**WRITTEN EXERCISE**. Copy out all of the material exactly as presented.
— Start EXCERPTED RECORDS —
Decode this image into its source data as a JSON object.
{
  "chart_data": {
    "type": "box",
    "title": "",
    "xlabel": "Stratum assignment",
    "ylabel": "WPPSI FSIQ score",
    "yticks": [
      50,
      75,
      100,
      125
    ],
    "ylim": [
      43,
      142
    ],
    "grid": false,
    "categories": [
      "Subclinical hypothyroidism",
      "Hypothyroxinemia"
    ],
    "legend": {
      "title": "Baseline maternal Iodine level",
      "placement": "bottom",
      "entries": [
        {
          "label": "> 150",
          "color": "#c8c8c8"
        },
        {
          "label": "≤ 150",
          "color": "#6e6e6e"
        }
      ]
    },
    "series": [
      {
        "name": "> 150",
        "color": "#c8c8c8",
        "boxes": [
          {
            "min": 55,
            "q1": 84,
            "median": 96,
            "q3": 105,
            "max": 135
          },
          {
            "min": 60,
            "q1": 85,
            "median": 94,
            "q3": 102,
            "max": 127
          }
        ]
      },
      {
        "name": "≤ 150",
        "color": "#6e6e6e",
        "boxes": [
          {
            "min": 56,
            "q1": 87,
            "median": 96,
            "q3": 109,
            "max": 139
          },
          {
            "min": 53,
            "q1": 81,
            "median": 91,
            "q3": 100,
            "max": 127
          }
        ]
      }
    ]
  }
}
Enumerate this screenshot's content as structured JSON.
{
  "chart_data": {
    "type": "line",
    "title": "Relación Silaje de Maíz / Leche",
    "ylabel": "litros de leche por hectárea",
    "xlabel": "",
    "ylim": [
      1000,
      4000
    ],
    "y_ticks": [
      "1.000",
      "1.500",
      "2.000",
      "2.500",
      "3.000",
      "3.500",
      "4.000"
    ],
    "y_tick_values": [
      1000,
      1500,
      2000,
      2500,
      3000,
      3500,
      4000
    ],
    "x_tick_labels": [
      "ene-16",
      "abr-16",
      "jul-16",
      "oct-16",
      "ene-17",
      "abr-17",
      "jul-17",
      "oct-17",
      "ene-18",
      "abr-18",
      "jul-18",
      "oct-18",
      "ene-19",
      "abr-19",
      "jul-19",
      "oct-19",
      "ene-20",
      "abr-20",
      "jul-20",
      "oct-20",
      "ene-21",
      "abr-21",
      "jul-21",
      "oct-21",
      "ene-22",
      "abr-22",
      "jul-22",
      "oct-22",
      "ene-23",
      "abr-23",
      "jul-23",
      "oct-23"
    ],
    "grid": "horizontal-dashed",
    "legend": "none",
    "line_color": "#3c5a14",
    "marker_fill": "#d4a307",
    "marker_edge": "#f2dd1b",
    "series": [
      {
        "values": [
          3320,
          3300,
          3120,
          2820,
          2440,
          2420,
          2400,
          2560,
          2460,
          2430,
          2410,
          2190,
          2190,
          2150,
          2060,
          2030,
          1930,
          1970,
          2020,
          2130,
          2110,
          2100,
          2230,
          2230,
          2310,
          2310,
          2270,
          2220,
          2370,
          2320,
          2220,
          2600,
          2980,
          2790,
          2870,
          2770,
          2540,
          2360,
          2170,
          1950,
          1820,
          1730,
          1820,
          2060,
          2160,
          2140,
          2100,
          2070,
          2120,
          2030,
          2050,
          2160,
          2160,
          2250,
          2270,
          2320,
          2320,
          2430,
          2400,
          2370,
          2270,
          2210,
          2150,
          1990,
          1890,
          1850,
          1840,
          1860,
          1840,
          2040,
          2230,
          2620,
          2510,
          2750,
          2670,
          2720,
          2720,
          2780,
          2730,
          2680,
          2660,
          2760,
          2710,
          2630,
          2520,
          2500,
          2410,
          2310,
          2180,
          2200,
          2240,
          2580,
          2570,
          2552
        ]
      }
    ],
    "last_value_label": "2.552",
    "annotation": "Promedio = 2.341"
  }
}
— End EXCERPTED RECORDS —
**WORKED SOLUTION**.
Decode this image into its source data as a JSON object.
{
  "chart_data": {
    "type": "box",
    "title": "",
    "xlabel": "Stratum assignment",
    "ylabel": "WPPSI FSIQ score",
    "yticks": [
      50,
      75,
      100,
      125
    ],
    "ylim": [
      43,
      142
    ],
    "grid": false,
    "categories": [
      "Subclinical hypothyroidism",
      "Hypothyroxinemia"
    ],
    "legend": {
      "title": "Baseline maternal Iodine level",
      "placement": "bottom",
      "entries": [
        {
          "label": "> 150",
          "color": "#c8c8c8"
        },
        {
          "label": "≤ 150",
          "color": "#6e6e6e"
        }
      ]
    },
    "series": [
      {
        "name": "> 150",
        "color": "#c8c8c8",
        "boxes": [
          {
            "min": 55,
            "q1": 84,
            "median": 96,
            "q3": 105,
            "max": 135
          },
          {
            "min": 60,
            "q1": 85,
            "median": 94,
            "q3": 102,
            "max": 127
          }
        ]
      },
      {
        "name": "≤ 150",
        "color": "#6e6e6e",
        "boxes": [
          {
            "min": 56,
            "q1": 87,
            "median": 96,
            "q3": 109,
            "max": 139
          },
          {
            "min": 53,
            "q1": 81,
            "median": 91,
            "q3": 100,
            "max": 127
          }
        ]
      }
    ]
  }
}
Enumerate this screenshot's content as structured JSON.
{
  "chart_data": {
    "type": "line",
    "title": "Relación Silaje de Maíz / Leche",
    "ylabel": "litros de leche por hectárea",
    "xlabel": "",
    "ylim": [
      1000,
      4000
    ],
    "y_ticks": [
      "1.000",
      "1.500",
      "2.000",
      "2.500",
      "3.000",
      "3.500",
      "4.000"
    ],
    "y_tick_values": [
      1000,
      1500,
      2000,
      2500,
      3000,
      3500,
      4000
    ],
    "x_tick_labels": [
      "ene-16",
      "abr-16",
      "jul-16",
      "oct-16",
      "ene-17",
      "abr-17",
      "jul-17",
      "oct-17",
      "ene-18",
      "abr-18",
      "jul-18",
      "oct-18",
      "ene-19",
      "abr-19",
      "jul-19",
      "oct-19",
      "ene-20",
      "abr-20",
      "jul-20",
      "oct-20",
      "ene-21",
      "abr-21",
      "jul-21",
      "oct-21",
      "ene-22",
      "abr-22",
      "jul-22",
      "oct-22",
      "ene-23",
      "abr-23",
      "jul-23",
      "oct-23"
    ],
    "grid": "horizontal-dashed",
    "legend": "none",
    "line_color": "#3c5a14",
    "marker_fill": "#d4a307",
    "marker_edge": "#f2dd1b",
    "series": [
      {
        "values": [
          3320,
          3300,
          3120,
          2820,
          2440,
          2420,
          2400,
          2560,
          2460,
          2430,
          2410,
          2190,
          2190,
          2150,
          2060,
          2030,
          1930,
          1970,
          2020,
          2130,
          2110,
          2100,
          2230,
          2230,
          2310,
          2310,
          2270,
          2220,
          2370,
          2320,
          2220,
          2600,
          2980,
          2790,
          2870,
          2770,
          2540,
          2360,
          2170,
          1950,
          1820,
          1730,
          1820,
          2060,
          2160,
          2140,
          2100,
          2070,
          2120,
          2030,
          2050,
          2160,
          2160,
          2250,
          2270,
          2320,
          2320,
          2430,
          2400,
          2370,
          2270,
          2210,
          2150,
          1990,
          1890,
          1850,
          1840,
          1860,
          1840,
          2040,
          2230,
          2620,
          2510,
          2750,
          2670,
          2720,
          2720,
          2780,
          2730,
          2680,
          2660,
          2760,
          2710,
          2630,
          2520,
          2500,
          2410,
          2310,
          2180,
          2200,
          2240,
          2580,
          2570,
          2552
        ]
      }
    ],
    "last_value_label": "2.552",
    "annotation": "Promedio = 2.341"
  }
}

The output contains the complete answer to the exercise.